▶ **Set problem**: Look through the material below. Copy every line with the string "mark" in it.

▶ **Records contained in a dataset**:
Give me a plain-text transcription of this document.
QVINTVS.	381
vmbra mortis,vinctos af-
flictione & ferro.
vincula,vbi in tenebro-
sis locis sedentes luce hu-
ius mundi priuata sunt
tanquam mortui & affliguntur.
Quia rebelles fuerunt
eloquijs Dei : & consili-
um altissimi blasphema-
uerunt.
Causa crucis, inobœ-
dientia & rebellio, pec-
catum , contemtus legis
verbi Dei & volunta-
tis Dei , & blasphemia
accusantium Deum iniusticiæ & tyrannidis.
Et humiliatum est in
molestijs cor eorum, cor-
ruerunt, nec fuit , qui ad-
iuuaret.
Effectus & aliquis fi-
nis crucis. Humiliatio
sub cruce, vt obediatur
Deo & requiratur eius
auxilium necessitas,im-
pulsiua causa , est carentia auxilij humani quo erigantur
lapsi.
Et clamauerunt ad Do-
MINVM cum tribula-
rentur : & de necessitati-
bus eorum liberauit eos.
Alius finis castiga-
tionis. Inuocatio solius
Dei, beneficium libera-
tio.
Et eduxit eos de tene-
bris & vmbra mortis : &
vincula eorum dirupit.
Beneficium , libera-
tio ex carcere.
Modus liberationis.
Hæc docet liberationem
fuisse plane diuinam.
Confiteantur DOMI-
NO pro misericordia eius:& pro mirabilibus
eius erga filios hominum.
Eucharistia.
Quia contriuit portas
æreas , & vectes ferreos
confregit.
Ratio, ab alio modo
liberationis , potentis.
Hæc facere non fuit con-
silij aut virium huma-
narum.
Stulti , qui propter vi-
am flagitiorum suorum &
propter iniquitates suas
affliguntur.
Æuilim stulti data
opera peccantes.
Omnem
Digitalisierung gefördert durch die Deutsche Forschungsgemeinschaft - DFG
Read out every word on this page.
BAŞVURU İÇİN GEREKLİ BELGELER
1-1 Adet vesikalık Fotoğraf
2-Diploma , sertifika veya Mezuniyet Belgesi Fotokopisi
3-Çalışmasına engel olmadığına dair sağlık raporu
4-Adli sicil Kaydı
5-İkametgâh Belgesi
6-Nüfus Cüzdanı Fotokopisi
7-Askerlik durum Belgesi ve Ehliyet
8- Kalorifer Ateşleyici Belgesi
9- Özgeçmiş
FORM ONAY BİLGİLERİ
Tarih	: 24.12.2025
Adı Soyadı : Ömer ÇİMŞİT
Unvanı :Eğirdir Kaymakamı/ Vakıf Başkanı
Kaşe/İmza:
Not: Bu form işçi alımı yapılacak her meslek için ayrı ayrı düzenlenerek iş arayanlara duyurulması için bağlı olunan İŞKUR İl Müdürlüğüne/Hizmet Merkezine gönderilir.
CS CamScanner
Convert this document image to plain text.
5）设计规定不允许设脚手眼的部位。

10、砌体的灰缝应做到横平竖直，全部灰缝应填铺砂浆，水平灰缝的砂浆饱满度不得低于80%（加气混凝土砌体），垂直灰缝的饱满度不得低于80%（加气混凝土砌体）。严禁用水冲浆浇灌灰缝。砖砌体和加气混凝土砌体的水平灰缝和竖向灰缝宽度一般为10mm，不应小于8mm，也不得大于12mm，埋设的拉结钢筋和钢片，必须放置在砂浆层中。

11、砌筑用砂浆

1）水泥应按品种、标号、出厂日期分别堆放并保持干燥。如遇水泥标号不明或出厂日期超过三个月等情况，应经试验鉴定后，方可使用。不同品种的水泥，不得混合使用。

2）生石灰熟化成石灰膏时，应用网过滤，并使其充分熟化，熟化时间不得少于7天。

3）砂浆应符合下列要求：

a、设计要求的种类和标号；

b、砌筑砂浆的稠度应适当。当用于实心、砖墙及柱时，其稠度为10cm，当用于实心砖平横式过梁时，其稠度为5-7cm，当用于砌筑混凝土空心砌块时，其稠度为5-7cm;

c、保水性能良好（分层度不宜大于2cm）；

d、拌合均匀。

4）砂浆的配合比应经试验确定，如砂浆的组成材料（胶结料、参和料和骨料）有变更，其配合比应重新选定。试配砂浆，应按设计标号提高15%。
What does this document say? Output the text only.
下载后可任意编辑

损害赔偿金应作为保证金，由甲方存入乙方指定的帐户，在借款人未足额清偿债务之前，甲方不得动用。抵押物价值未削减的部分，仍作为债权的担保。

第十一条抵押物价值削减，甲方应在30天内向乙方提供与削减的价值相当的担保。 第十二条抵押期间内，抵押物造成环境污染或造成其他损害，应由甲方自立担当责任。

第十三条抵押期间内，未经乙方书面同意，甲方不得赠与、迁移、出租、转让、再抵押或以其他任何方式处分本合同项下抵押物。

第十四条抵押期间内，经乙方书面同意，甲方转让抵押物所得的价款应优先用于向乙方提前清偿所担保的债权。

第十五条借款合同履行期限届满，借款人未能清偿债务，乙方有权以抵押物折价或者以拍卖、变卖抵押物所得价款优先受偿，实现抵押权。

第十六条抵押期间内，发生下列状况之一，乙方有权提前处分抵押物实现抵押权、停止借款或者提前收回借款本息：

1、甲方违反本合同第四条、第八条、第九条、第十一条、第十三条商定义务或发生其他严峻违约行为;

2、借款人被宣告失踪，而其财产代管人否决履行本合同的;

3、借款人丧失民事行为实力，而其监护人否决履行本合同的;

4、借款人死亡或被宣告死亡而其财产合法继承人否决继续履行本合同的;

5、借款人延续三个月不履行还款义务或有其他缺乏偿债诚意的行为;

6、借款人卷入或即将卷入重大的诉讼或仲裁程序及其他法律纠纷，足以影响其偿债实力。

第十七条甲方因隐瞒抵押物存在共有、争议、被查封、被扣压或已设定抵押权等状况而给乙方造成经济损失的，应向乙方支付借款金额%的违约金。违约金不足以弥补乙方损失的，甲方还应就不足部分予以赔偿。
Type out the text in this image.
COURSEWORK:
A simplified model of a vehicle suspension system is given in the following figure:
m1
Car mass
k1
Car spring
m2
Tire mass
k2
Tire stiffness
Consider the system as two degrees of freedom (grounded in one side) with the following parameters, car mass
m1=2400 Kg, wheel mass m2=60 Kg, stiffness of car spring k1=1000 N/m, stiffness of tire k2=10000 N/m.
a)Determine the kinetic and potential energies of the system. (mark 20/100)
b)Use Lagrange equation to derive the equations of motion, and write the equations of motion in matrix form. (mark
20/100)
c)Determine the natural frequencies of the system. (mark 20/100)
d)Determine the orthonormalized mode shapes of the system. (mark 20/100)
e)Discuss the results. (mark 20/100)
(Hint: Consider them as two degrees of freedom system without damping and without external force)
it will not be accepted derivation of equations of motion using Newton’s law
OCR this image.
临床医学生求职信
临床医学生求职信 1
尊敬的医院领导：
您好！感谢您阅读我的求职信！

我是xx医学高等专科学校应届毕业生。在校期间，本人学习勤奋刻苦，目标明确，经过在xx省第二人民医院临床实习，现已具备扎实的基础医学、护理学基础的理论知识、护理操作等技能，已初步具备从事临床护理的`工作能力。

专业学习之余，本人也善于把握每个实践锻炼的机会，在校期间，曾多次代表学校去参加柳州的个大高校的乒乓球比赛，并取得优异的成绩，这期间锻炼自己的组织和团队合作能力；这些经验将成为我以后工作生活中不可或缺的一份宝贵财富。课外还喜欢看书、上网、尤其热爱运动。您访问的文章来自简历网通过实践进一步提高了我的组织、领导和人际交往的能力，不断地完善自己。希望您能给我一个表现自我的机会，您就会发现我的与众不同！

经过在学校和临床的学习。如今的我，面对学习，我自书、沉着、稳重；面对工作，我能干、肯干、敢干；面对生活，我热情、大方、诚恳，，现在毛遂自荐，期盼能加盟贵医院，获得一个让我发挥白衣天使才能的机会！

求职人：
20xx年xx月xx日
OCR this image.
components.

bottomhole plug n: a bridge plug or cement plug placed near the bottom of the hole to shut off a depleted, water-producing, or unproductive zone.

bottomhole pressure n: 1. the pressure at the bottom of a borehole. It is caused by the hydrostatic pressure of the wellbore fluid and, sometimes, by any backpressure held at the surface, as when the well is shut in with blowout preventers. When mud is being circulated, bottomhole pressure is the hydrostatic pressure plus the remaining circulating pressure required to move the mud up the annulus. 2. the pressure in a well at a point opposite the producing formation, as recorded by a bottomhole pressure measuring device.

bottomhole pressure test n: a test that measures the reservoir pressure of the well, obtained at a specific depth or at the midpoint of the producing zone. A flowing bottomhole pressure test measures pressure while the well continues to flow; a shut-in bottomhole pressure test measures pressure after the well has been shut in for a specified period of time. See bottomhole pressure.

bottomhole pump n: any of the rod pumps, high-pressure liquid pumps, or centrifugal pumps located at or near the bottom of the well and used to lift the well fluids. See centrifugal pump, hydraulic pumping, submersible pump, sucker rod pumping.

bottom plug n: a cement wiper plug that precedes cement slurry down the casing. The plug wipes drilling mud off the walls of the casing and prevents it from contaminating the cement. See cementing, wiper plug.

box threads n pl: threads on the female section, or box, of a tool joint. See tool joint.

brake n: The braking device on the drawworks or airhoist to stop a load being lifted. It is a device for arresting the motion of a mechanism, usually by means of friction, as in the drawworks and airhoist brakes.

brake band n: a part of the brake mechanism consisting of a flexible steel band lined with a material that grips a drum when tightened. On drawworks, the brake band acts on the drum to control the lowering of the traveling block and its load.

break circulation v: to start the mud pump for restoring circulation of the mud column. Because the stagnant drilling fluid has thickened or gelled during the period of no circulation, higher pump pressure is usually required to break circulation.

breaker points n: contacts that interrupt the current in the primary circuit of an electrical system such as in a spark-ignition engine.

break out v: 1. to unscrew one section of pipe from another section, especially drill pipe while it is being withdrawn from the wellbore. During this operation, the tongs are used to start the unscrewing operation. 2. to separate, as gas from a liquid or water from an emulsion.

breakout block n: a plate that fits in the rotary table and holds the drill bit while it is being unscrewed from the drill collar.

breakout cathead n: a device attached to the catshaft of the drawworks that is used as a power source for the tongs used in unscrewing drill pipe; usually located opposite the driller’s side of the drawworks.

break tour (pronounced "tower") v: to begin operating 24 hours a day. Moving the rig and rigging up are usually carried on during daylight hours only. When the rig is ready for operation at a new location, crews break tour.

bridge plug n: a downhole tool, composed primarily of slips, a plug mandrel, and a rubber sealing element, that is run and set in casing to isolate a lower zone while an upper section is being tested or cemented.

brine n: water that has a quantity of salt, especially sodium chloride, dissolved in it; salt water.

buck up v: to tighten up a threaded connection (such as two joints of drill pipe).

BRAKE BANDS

▶ **Task answer**:
a)Determine the kinetic and potential energies of the system. (mark 20/100)
b)Use Lagrange equation to derive the equations of motion, and write the equations of motion in matrix form. (mark
c)Determine the natural frequencies of the system. (mark 20/100)
d)Determine the orthonormalized mode shapes of the system. (mark 20/100)
e)Discuss the results. (mark 20/100)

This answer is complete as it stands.